Start

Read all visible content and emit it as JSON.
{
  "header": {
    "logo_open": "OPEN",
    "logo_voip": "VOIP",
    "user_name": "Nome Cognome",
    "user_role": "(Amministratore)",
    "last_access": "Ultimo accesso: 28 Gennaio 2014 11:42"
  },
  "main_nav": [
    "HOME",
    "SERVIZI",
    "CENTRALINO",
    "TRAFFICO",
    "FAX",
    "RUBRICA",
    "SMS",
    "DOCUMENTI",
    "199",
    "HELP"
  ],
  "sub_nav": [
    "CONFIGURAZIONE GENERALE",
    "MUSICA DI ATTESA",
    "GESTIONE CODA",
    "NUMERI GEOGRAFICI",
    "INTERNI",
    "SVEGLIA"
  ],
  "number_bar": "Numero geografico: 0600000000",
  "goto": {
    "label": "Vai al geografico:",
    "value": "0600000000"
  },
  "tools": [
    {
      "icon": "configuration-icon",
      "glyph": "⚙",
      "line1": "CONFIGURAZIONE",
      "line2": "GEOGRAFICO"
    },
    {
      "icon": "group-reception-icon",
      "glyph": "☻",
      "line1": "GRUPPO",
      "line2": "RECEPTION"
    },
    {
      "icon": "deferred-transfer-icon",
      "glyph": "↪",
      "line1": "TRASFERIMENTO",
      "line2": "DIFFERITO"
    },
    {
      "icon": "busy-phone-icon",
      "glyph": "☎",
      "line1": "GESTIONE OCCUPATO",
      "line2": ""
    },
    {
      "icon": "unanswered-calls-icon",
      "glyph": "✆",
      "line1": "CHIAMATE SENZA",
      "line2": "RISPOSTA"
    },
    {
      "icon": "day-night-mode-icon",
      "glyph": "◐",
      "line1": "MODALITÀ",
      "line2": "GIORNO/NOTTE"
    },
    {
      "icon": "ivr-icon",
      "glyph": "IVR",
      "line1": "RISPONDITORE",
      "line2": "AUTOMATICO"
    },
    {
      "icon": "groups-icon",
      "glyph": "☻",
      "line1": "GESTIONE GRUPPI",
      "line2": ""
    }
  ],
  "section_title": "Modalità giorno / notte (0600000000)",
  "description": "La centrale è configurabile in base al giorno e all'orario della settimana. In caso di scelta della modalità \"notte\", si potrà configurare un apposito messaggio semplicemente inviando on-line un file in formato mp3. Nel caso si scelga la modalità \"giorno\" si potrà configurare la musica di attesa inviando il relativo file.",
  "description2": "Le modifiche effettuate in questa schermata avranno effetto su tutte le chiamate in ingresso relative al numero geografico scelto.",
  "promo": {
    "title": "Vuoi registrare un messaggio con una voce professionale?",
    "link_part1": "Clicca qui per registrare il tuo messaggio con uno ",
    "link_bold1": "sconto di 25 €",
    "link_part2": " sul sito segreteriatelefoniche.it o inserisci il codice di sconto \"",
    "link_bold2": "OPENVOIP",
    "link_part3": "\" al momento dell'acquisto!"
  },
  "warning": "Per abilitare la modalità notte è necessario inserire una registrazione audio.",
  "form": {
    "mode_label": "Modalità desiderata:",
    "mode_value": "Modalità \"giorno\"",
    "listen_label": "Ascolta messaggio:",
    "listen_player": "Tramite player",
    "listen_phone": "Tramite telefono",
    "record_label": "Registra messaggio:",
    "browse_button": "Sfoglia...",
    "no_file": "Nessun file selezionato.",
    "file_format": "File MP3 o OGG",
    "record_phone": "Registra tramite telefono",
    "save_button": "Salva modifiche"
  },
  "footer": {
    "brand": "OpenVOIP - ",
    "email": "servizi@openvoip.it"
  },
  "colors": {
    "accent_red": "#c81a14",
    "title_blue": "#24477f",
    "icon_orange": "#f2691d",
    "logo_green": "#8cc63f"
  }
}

End

Check each line of the records above for the string "messaggio", and report every line that has it.

  "description": "La centrale è configurabile in base al giorno e all'orario della settimana. In caso di scelta della modalità \"notte\", si potrà configurare un apposito messaggio semplicemente inviando on-line un file in formato mp3. Nel caso si scelga la modalità \"giorno\" si potrà configurare la musica di attesa inviando il relativo file.",
    "title": "Vuoi registrare un messaggio con una voce professionale?",
    "link_part1": "Clicca qui per registrare il tuo messaggio con uno ",
    "listen_label": "Ascolta messaggio:",
    "record_label": "Registra messaggio:",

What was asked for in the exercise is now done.